== WHAT TO PRODUCE ==
Check each line of the data below for the word "sistema", then extract the ones that have it.

━━ INPUT

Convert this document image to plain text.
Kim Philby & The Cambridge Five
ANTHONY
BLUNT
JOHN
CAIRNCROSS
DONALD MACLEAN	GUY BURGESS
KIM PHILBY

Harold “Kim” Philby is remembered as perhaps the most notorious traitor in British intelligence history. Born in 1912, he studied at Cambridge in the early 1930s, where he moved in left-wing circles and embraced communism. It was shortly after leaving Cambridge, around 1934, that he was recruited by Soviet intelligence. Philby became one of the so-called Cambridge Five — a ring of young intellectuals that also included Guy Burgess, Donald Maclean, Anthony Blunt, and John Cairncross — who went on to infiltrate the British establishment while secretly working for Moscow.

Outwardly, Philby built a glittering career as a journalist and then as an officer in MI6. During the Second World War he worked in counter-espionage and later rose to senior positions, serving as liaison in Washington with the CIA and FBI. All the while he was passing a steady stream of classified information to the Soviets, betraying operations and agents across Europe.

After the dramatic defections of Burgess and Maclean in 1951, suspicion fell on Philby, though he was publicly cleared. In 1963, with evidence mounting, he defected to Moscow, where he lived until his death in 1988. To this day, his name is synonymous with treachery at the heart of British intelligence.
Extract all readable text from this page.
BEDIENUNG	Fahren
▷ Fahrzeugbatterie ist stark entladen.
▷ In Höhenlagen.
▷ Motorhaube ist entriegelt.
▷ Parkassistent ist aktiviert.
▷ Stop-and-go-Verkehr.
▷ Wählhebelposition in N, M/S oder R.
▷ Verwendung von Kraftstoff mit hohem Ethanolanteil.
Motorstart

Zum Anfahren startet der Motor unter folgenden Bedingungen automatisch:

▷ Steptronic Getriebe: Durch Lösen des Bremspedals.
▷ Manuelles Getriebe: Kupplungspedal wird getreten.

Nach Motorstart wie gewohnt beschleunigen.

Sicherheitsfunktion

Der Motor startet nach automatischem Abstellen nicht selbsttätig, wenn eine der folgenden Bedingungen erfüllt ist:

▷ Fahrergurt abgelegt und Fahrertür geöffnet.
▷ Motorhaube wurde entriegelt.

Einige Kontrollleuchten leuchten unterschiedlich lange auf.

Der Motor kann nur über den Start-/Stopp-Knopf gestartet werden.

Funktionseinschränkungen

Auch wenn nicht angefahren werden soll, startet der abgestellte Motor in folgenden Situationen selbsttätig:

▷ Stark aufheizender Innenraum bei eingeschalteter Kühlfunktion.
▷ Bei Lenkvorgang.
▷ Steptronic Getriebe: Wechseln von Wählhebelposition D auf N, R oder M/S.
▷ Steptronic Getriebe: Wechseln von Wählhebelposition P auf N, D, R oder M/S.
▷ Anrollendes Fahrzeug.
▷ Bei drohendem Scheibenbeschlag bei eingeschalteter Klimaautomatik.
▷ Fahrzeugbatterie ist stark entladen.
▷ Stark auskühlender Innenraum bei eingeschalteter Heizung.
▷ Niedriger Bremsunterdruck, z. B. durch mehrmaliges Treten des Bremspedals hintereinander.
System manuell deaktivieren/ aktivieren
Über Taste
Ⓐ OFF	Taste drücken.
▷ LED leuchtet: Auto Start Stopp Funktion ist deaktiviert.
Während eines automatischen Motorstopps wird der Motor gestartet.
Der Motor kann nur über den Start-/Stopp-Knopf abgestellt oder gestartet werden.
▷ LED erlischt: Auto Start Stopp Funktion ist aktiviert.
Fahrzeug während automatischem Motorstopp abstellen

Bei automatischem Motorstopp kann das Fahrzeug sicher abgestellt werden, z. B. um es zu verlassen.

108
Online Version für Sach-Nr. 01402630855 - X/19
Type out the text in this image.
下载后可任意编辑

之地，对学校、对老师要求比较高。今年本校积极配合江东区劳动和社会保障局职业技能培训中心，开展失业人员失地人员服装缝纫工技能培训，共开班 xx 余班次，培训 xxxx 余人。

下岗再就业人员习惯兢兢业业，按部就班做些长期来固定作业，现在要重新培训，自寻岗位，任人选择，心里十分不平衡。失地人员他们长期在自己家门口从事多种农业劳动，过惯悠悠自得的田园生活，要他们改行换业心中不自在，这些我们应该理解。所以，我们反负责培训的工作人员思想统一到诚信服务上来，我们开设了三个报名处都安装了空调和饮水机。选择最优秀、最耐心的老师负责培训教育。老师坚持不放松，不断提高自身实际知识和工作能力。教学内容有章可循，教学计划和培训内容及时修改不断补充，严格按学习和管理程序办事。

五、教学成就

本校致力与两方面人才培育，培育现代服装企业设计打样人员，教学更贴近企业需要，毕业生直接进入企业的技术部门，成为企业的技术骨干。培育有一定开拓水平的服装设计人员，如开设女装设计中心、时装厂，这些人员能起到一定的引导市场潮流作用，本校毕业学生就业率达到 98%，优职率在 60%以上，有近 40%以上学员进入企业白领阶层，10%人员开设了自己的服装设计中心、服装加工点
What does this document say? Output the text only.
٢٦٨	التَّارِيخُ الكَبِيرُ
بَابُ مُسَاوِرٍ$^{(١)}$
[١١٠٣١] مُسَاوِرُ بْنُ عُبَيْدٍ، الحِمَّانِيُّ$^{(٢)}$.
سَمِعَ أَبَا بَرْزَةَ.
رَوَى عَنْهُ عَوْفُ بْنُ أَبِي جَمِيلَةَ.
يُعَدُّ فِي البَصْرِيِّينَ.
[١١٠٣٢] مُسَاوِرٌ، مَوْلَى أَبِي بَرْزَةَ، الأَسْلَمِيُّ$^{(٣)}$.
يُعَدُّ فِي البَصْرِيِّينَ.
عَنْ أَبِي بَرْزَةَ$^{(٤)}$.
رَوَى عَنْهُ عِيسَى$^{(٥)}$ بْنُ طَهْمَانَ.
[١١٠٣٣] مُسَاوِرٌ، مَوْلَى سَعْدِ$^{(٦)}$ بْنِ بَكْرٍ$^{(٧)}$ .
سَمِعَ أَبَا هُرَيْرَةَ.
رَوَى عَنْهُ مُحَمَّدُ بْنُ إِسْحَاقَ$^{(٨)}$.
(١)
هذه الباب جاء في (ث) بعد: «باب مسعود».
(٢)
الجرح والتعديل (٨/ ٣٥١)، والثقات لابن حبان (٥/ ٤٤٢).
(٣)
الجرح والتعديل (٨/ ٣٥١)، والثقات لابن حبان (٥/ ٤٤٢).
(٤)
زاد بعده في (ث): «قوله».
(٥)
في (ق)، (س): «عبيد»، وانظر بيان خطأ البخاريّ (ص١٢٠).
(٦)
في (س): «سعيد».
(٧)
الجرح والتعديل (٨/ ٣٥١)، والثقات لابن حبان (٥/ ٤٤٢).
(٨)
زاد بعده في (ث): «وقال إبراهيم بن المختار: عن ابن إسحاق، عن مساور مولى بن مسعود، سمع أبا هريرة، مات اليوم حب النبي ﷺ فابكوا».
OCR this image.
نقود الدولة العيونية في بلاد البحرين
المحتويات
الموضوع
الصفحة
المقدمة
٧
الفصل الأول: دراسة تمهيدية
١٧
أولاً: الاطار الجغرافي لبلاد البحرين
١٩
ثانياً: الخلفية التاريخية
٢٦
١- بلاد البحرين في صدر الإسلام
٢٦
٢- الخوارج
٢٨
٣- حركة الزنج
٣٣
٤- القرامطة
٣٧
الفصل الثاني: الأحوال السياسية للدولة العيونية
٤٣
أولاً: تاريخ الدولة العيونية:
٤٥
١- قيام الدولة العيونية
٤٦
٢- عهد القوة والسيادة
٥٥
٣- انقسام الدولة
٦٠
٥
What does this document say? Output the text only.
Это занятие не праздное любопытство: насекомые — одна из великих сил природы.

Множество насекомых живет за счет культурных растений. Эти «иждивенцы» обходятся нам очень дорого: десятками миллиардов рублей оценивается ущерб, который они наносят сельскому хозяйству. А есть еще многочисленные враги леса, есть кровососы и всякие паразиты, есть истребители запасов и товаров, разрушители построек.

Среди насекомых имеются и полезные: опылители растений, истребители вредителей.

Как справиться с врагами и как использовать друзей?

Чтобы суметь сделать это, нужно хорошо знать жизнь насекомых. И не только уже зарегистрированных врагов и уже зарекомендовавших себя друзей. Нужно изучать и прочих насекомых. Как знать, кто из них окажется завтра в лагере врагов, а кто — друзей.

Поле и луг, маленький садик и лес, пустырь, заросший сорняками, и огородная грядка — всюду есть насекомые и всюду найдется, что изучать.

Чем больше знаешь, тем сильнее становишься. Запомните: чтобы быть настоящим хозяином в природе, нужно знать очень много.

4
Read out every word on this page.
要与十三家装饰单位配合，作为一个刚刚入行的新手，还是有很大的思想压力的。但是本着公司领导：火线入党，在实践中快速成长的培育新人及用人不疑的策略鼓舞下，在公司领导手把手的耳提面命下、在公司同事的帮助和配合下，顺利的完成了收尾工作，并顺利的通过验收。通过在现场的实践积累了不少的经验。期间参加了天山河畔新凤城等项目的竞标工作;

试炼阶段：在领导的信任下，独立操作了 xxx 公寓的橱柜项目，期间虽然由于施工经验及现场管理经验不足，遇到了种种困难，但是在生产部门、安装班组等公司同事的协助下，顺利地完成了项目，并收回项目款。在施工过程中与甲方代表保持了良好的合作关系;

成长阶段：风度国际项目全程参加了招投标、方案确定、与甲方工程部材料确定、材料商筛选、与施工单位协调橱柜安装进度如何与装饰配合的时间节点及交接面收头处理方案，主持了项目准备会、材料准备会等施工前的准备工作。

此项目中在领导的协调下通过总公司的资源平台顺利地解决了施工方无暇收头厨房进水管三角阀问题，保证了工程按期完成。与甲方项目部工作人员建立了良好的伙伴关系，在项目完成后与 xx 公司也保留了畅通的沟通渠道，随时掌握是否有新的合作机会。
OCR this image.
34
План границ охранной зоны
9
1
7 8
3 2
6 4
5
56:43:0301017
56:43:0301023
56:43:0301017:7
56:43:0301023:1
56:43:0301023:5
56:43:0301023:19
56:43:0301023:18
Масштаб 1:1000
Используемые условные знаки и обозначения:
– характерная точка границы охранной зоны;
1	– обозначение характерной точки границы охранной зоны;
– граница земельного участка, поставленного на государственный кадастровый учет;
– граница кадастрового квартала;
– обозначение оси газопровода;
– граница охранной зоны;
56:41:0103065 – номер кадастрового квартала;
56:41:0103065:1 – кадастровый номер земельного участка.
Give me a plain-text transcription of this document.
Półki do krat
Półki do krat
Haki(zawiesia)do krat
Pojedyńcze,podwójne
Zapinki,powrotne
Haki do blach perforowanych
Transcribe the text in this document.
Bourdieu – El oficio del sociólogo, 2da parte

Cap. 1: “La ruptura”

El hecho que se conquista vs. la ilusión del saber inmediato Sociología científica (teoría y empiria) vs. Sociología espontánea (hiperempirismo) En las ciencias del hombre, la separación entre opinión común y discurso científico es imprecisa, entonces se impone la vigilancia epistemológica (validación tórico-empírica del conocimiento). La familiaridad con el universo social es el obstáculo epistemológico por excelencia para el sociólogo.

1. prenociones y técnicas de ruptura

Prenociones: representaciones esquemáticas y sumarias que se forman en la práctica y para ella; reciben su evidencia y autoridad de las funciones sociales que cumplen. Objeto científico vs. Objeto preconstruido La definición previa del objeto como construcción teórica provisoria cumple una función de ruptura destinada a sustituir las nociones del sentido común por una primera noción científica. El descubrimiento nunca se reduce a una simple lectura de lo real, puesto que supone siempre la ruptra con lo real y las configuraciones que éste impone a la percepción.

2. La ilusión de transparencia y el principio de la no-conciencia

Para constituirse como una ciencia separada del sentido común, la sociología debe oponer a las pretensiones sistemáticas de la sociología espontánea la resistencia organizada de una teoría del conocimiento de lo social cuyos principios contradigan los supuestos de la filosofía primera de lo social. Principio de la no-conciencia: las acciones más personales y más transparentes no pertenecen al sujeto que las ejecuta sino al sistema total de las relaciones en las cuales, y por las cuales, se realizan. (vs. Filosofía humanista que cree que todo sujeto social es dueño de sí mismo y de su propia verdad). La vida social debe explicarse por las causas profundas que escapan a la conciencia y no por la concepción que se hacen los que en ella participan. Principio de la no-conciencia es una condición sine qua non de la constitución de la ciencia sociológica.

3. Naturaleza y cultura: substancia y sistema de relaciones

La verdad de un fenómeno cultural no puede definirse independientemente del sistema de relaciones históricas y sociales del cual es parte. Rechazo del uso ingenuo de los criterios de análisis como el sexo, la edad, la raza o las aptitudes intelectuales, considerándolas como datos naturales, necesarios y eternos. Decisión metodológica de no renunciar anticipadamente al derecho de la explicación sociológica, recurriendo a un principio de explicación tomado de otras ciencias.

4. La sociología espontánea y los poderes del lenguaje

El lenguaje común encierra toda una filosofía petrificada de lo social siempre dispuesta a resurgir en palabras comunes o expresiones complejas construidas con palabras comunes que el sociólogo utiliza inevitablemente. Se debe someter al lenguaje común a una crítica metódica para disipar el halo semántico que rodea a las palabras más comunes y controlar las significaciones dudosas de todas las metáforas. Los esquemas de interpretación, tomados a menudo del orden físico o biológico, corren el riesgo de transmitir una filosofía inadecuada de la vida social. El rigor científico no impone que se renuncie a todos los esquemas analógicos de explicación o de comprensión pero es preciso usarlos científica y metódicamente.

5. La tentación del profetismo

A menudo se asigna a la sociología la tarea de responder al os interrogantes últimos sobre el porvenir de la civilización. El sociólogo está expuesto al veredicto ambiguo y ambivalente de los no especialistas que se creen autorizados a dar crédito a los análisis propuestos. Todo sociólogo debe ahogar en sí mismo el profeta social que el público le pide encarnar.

━━━━

== THE RESPONSE ==
Para constituirse como una ciencia separada del sentido común, la sociología debe oponer a las pretensiones sistemáticas de la sociología espontánea la resistencia organizada de una teoría del conocimiento de lo social cuyos principios contradigan los supuestos de la filosofía primera de lo social. Principio de la no-conciencia: las acciones más personales y más transparentes no pertenecen al sujeto que las ejecuta sino al sistema total de las relaciones en las cuales, y por las cuales, se realizan. (vs. Filosofía humanista que cree que todo sujeto social es dueño de sí mismo y de su propia verdad). La vida social debe explicarse por las causas profundas que escapan a la conciencia y no por la concepción que se hacen los que en ella participan. Principio de la no-conciencia es una condición sine qua non de la constitución de la ciencia sociológica.
3. Naturaleza y cultura: substancia y sistema de relaciones
La verdad de un fenómeno cultural no puede definirse independientemente del sistema de relaciones históricas y sociales del cual es parte. Rechazo del uso ingenuo de los criterios de análisis como el sexo, la edad, la raza o las aptitudes intelectuales, considerándolas como datos naturales, necesarios y eternos. Decisión metodológica de no renunciar anticipadamente al derecho de la explicación sociológica, recurriendo a un principio de explicación tomado de otras ciencias.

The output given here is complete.